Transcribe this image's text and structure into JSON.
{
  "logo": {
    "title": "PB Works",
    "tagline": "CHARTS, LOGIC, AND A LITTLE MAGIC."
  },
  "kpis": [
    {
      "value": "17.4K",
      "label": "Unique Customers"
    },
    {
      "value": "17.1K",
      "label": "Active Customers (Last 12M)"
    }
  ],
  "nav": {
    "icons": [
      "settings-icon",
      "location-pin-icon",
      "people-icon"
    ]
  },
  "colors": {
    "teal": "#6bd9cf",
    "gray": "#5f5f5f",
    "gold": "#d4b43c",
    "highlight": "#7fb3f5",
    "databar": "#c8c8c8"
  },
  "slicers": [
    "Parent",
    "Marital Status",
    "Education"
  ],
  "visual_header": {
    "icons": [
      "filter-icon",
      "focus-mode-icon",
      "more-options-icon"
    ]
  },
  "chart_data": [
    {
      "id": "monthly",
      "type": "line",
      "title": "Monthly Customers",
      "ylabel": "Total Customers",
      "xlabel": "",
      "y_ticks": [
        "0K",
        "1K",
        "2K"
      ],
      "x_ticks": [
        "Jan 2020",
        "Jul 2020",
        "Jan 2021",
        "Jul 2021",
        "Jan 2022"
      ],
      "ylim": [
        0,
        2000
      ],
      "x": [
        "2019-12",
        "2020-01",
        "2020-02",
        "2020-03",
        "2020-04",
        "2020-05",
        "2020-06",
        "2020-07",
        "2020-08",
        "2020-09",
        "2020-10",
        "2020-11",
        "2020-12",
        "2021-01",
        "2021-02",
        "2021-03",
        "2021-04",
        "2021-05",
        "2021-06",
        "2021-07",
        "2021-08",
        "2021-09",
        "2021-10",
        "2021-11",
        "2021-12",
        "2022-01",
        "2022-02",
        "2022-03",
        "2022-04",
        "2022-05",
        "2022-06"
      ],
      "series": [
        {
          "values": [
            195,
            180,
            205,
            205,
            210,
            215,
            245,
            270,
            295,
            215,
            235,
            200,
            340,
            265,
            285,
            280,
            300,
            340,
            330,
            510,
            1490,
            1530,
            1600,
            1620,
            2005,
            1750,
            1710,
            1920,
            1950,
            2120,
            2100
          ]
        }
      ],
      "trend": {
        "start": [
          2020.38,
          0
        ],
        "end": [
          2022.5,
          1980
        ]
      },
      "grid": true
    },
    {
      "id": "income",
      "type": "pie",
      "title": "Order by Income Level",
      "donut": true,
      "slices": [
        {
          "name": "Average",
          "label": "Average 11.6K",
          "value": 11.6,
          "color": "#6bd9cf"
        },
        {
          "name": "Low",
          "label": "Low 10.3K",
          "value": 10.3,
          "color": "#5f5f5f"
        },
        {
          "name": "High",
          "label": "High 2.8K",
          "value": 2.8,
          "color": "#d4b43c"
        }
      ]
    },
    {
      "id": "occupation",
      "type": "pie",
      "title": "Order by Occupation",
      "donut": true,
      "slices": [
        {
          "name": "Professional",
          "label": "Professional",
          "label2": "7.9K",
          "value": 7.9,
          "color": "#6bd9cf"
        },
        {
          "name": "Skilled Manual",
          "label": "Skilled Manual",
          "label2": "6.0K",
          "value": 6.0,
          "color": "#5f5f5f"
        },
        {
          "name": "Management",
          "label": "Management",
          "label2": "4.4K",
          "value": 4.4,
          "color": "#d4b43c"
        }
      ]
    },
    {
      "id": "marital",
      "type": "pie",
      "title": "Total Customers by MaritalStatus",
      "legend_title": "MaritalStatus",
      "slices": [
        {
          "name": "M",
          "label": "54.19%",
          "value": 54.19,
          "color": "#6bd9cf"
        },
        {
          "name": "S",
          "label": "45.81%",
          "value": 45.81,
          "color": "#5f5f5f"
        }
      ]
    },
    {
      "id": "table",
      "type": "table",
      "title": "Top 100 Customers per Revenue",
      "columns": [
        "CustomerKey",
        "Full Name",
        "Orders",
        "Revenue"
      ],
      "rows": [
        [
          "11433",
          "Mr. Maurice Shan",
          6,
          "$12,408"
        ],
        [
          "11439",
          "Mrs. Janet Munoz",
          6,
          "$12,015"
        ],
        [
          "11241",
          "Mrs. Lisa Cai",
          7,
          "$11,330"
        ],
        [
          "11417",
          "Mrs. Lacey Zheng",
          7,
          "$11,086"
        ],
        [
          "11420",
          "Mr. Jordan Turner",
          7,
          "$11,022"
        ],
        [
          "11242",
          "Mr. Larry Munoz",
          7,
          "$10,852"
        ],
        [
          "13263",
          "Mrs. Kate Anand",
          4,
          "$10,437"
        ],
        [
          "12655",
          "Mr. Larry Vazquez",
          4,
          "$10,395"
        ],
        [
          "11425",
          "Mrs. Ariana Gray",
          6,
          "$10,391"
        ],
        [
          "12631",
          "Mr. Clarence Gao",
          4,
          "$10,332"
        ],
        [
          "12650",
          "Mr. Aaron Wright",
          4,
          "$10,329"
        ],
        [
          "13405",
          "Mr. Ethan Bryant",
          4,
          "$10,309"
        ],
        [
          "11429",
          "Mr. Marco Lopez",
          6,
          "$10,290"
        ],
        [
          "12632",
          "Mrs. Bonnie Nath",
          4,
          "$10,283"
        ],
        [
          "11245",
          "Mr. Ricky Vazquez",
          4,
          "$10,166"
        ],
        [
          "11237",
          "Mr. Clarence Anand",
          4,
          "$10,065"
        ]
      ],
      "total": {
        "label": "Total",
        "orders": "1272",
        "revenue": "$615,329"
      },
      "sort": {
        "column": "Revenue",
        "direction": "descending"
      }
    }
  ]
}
---------------
» EXERCISE:
Transcribe every record above exactly as it appears.

» ANSWER TO THE PROBLEM:
Transcribe this image's text and structure into JSON.
{
  "logo": {
    "title": "PB Works",
    "tagline": "CHARTS, LOGIC, AND A LITTLE MAGIC."
  },
  "kpis": [
    {
      "value": "17.4K",
      "label": "Unique Customers"
    },
    {
      "value": "17.1K",
      "label": "Active Customers (Last 12M)"
    }
  ],
  "nav": {
    "icons": [
      "settings-icon",
      "location-pin-icon",
      "people-icon"
    ]
  },
  "colors": {
    "teal": "#6bd9cf",
    "gray": "#5f5f5f",
    "gold": "#d4b43c",
    "highlight": "#7fb3f5",
    "databar": "#c8c8c8"
  },
  "slicers": [
    "Parent",
    "Marital Status",
    "Education"
  ],
  "visual_header": {
    "icons": [
      "filter-icon",
      "focus-mode-icon",
      "more-options-icon"
    ]
  },
  "chart_data": [
    {
      "id": "monthly",
      "type": "line",
      "title": "Monthly Customers",
      "ylabel": "Total Customers",
      "xlabel": "",
      "y_ticks": [
        "0K",
        "1K",
        "2K"
      ],
      "x_ticks": [
        "Jan 2020",
        "Jul 2020",
        "Jan 2021",
        "Jul 2021",
        "Jan 2022"
      ],
      "ylim": [
        0,
        2000
      ],
      "x": [
        "2019-12",
        "2020-01",
        "2020-02",
        "2020-03",
        "2020-04",
        "2020-05",
        "2020-06",
        "2020-07",
        "2020-08",
        "2020-09",
        "2020-10",
        "2020-11",
        "2020-12",
        "2021-01",
        "2021-02",
        "2021-03",
        "2021-04",
        "2021-05",
        "2021-06",
        "2021-07",
        "2021-08",
        "2021-09",
        "2021-10",
        "2021-11",
        "2021-12",
        "2022-01",
        "2022-02",
        "2022-03",
        "2022-04",
        "2022-05",
        "2022-06"
      ],
      "series": [
        {
          "values": [
            195,
            180,
            205,
            205,
            210,
            215,
            245,
            270,
            295,
            215,
            235,
            200,
            340,
            265,
            285,
            280,
            300,
            340,
            330,
            510,
            1490,
            1530,
            1600,
            1620,
            2005,
            1750,
            1710,
            1920,
            1950,
            2120,
            2100
          ]
        }
      ],
      "trend": {
        "start": [
          2020.38,
          0
        ],
        "end": [
          2022.5,
          1980
        ]
      },
      "grid": true
    },
    {
      "id": "income",
      "type": "pie",
      "title": "Order by Income Level",
      "donut": true,
      "slices": [
        {
          "name": "Average",
          "label": "Average 11.6K",
          "value": 11.6,
          "color": "#6bd9cf"
        },
        {
          "name": "Low",
          "label": "Low 10.3K",
          "value": 10.3,
          "color": "#5f5f5f"
        },
        {
          "name": "High",
          "label": "High 2.8K",
          "value": 2.8,
          "color": "#d4b43c"
        }
      ]
    },
    {
      "id": "occupation",
      "type": "pie",
      "title": "Order by Occupation",
      "donut": true,
      "slices": [
        {
          "name": "Professional",
          "label": "Professional",
          "label2": "7.9K",
          "value": 7.9,
          "color": "#6bd9cf"
        },
        {
          "name": "Skilled Manual",
          "label": "Skilled Manual",
          "label2": "6.0K",
          "value": 6.0,
          "color": "#5f5f5f"
        },
        {
          "name": "Management",
          "label": "Management",
          "label2": "4.4K",
          "value": 4.4,
          "color": "#d4b43c"
        }
      ]
    },
    {
      "id": "marital",
      "type": "pie",
      "title": "Total Customers by MaritalStatus",
      "legend_title": "MaritalStatus",
      "slices": [
        {
          "name": "M",
          "label": "54.19%",
          "value": 54.19,
          "color": "#6bd9cf"
        },
        {
          "name": "S",
          "label": "45.81%",
          "value": 45.81,
          "color": "#5f5f5f"
        }
      ]
    },
    {
      "id": "table",
      "type": "table",
      "title": "Top 100 Customers per Revenue",
      "columns": [
        "CustomerKey",
        "Full Name",
        "Orders",
        "Revenue"
      ],
      "rows": [
        [
          "11433",
          "Mr. Maurice Shan",
          6,
          "$12,408"
        ],
        [
          "11439",
          "Mrs. Janet Munoz",
          6,
          "$12,015"
        ],
        [
          "11241",
          "Mrs. Lisa Cai",
          7,
          "$11,330"
        ],
        [
          "11417",
          "Mrs. Lacey Zheng",
          7,
          "$11,086"
        ],
        [
          "11420",
          "Mr. Jordan Turner",
          7,
          "$11,022"
        ],
        [
          "11242",
          "Mr. Larry Munoz",
          7,
          "$10,852"
        ],
        [
          "13263",
          "Mrs. Kate Anand",
          4,
          "$10,437"
        ],
        [
          "12655",
          "Mr. Larry Vazquez",
          4,
          "$10,395"
        ],
        [
          "11425",
          "Mrs. Ariana Gray",
          6,
          "$10,391"
        ],
        [
          "12631",
          "Mr. Clarence Gao",
          4,
          "$10,332"
        ],
        [
          "12650",
          "Mr. Aaron Wright",
          4,
          "$10,329"
        ],
        [
          "13405",
          "Mr. Ethan Bryant",
          4,
          "$10,309"
        ],
        [
          "11429",
          "Mr. Marco Lopez",
          6,
          "$10,290"
        ],
        [
          "12632",
          "Mrs. Bonnie Nath",
          4,
          "$10,283"
        ],
        [
          "11245",
          "Mr. Ricky Vazquez",
          4,
          "$10,166"
        ],
        [
          "11237",
          "Mr. Clarence Anand",
          4,
          "$10,065"
        ]
      ],
      "total": {
        "label": "Total",
        "orders": "1272",
        "revenue": "$615,329"
      },
      "sort": {
        "column": "Revenue",
        "direction": "descending"
      }
    }
  ]
}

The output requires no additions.